Collect from the data below each line with "this".

◆ DATA LINES ◆
****

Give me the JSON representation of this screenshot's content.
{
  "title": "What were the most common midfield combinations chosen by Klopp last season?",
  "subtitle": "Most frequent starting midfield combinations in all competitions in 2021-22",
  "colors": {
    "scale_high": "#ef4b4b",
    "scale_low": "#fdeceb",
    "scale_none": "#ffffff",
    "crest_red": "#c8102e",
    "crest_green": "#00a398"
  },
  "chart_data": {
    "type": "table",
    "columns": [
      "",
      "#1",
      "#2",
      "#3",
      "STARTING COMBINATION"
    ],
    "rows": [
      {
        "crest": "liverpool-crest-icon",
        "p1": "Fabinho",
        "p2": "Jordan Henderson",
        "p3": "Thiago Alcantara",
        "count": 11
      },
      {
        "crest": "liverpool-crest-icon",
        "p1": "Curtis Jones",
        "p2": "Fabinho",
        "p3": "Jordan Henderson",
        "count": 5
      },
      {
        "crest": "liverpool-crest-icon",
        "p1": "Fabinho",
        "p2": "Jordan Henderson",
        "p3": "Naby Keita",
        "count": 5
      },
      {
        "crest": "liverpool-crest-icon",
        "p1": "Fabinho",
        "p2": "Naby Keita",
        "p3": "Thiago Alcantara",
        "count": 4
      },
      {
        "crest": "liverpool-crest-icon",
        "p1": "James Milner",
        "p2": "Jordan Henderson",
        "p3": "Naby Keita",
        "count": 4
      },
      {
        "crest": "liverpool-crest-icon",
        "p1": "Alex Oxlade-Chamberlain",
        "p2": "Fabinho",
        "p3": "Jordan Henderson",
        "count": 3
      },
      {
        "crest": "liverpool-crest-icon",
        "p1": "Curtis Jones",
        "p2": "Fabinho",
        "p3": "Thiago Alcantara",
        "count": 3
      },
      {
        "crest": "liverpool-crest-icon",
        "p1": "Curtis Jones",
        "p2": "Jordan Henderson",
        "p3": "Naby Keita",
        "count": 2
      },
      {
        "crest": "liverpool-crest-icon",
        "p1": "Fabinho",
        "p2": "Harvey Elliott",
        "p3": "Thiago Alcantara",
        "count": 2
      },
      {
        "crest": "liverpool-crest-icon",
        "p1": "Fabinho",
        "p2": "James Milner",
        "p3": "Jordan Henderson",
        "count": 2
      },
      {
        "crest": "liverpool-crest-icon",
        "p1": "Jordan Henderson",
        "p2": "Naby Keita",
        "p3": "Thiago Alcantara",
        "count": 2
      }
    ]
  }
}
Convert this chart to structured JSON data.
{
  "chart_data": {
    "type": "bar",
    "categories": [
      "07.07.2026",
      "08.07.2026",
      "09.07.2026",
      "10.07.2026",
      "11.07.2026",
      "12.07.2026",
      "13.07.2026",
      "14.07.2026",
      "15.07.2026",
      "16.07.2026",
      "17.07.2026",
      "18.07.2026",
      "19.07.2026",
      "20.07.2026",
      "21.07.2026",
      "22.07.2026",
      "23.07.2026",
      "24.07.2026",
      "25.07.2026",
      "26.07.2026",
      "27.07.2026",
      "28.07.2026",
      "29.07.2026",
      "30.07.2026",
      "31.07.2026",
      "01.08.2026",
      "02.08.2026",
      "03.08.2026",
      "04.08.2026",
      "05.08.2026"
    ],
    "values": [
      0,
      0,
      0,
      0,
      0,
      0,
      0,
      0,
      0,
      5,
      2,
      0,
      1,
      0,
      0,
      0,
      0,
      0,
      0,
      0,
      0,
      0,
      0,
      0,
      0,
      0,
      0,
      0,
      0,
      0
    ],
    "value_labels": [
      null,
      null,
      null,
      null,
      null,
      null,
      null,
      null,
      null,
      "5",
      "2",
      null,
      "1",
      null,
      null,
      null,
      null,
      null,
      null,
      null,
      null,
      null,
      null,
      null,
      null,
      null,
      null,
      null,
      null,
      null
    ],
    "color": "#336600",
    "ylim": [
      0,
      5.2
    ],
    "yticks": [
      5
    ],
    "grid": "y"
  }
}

****

◆ SOLVED PROBLEM ◆
Give me the JSON representation of this screenshot's content.
Convert this chart to structured JSON data.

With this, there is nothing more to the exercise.